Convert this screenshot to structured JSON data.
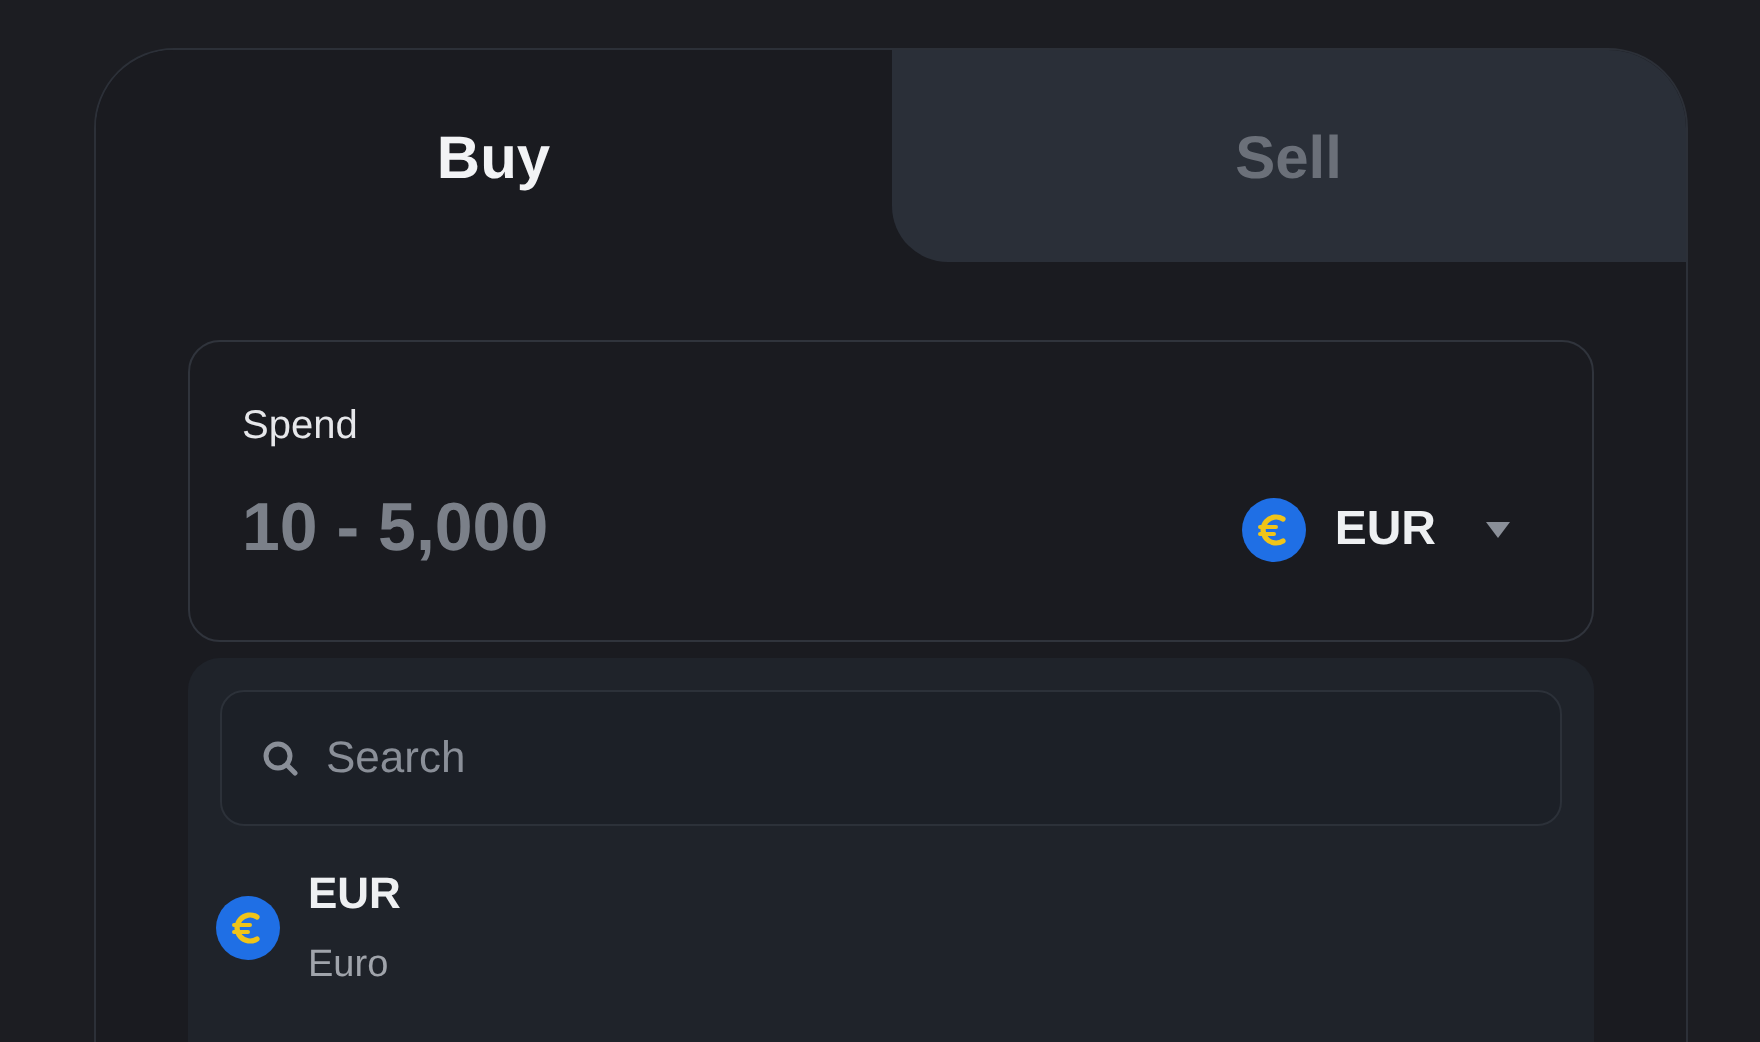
{
  "tabs": [
    {
      "label": "Buy",
      "selected": true
    },
    {
      "label": "Sell",
      "selected": false
    }
  ],
  "spend": {
    "label": "Spend",
    "placeholder": "10 - 5,000",
    "currency": "EUR"
  },
  "dropdown": {
    "search": {
      "placeholder": "Search"
    },
    "items": [
      {
        "code": "EUR",
        "name": "Euro"
      }
    ]
  }
}
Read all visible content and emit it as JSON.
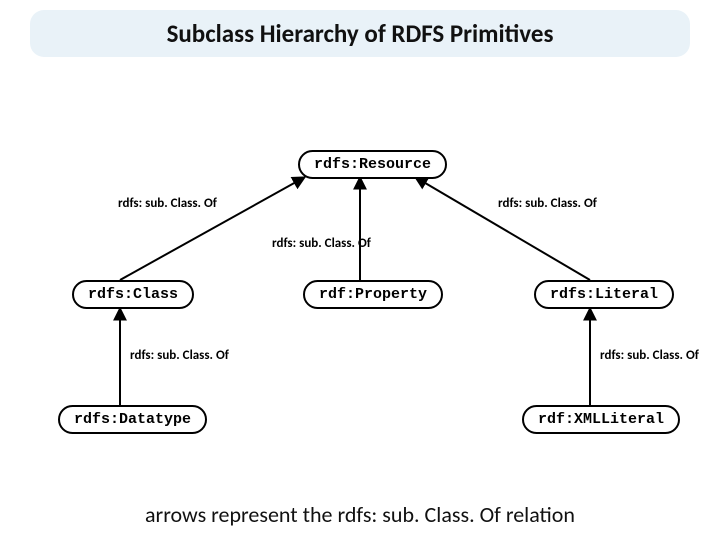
{
  "title": "Subclass Hierarchy of RDFS Primitives",
  "nodes": {
    "resource": "rdfs:Resource",
    "class": "rdfs:Class",
    "property": "rdf:Property",
    "literal": "rdfs:Literal",
    "datatype": "rdfs:Datatype",
    "xmlliteral": "rdf:XMLLiteral"
  },
  "edgeLabel": "rdfs: sub. Class. Of",
  "caption": "arrows represent the rdfs: sub. Class. Of relation",
  "chart_data": {
    "type": "graph",
    "description": "Subclass hierarchy of core RDFS primitives. Directed edges represent rdfs:subClassOf pointing from subclass up to superclass.",
    "nodes": [
      {
        "id": "rdfs:Resource"
      },
      {
        "id": "rdfs:Class"
      },
      {
        "id": "rdf:Property"
      },
      {
        "id": "rdfs:Literal"
      },
      {
        "id": "rdfs:Datatype"
      },
      {
        "id": "rdf:XMLLiteral"
      }
    ],
    "edges": [
      {
        "from": "rdfs:Class",
        "to": "rdfs:Resource",
        "label": "rdfs:subClassOf"
      },
      {
        "from": "rdf:Property",
        "to": "rdfs:Resource",
        "label": "rdfs:subClassOf"
      },
      {
        "from": "rdfs:Literal",
        "to": "rdfs:Resource",
        "label": "rdfs:subClassOf"
      },
      {
        "from": "rdfs:Datatype",
        "to": "rdfs:Class",
        "label": "rdfs:subClassOf"
      },
      {
        "from": "rdf:XMLLiteral",
        "to": "rdfs:Literal",
        "label": "rdfs:subClassOf"
      }
    ]
  }
}
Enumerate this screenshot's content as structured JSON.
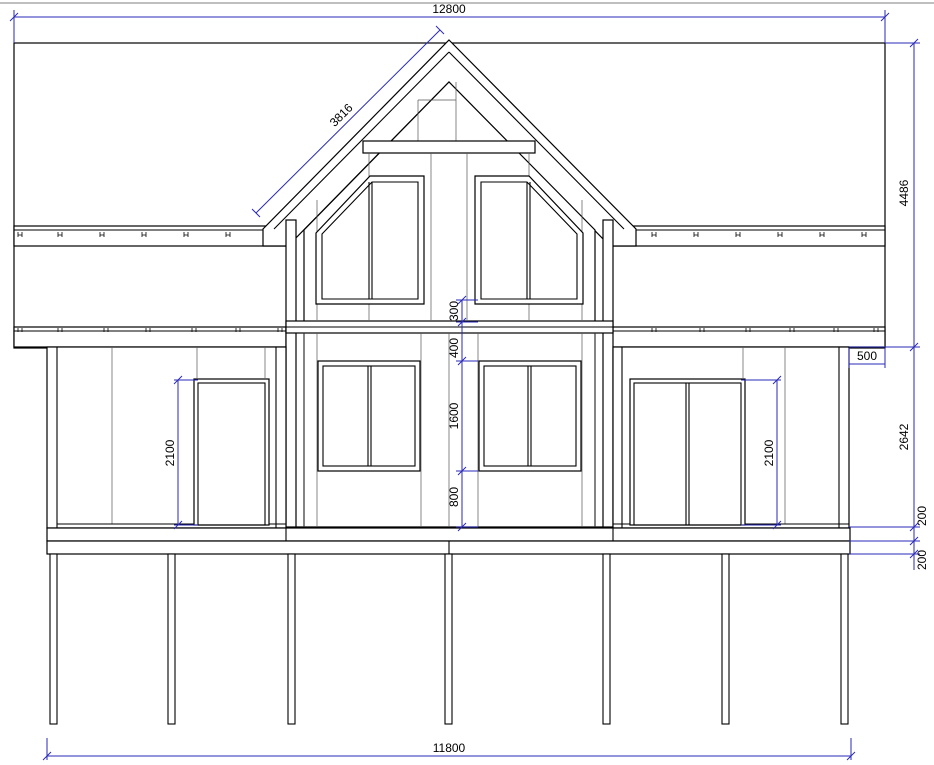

__WRITTEN EXERCISE__
Restate the whole of the material word for word without the pictures.

__THE ANSWER__
Convert this screenshot to structured JSON data.
{
  "tabs": [
    {
      "label": "Buy",
      "selected": true
    },
    {
      "label": "Sell",
      "selected": false
    }
  ],
  "spend": {
    "label": "Spend",
    "placeholder": "10 - 5,000",
    "currency": "EUR"
  },
  "dropdown": {
    "search": {
      "placeholder": "Search"
    },
    "items": [
      {
        "code": "EUR",
        "name": "Euro"
      }
    ]
  }
}
Read all visible content and emit it as JSON.
{
  "title": "Subclass Hierarchy of RDFS Primitives",
  "nodes": {
    "resource": "rdfs:Resource",
    "class": "rdfs:Class",
    "property": "rdf:Property",
    "literal": "rdfs:Literal",
    "datatype": "rdfs:Datatype",
    "xmlliteral": "rdf:XMLLiteral"
  },
  "edgeLabel": "rdfs: sub. Class. Of",
  "caption": "arrows represent the rdfs: sub. Class. Of relation",
  "chart_data": {
    "type": "graph",
    "description": "Subclass hierarchy of core RDFS primitives. Directed edges represent rdfs:subClassOf pointing from subclass up to superclass.",
    "nodes": [
      {
        "id": "rdfs:Resource"
      },
      {
        "id": "rdfs:Class"
      },
      {
        "id": "rdf:Property"
      },
      {
        "id": "rdfs:Literal"
      },
      {
        "id": "rdfs:Datatype"
      },
      {
        "id": "rdf:XMLLiteral"
      }
    ],
    "edges": [
      {
        "from": "rdfs:Class",
        "to": "rdfs:Resource",
        "label": "rdfs:subClassOf"
      },
      {
        "from": "rdf:Property",
        "to": "rdfs:Resource",
        "label": "rdfs:subClassOf"
      },
      {
        "from": "rdfs:Literal",
        "to": "rdfs:Resource",
        "label": "rdfs:subClassOf"
      },
      {
        "from": "rdfs:Datatype",
        "to": "rdfs:Class",
        "label": "rdfs:subClassOf"
      },
      {
        "from": "rdf:XMLLiteral",
        "to": "rdfs:Literal",
        "label": "rdfs:subClassOf"
      }
    ]
  }
}
Enumerate this screenshot's content as structured JSON.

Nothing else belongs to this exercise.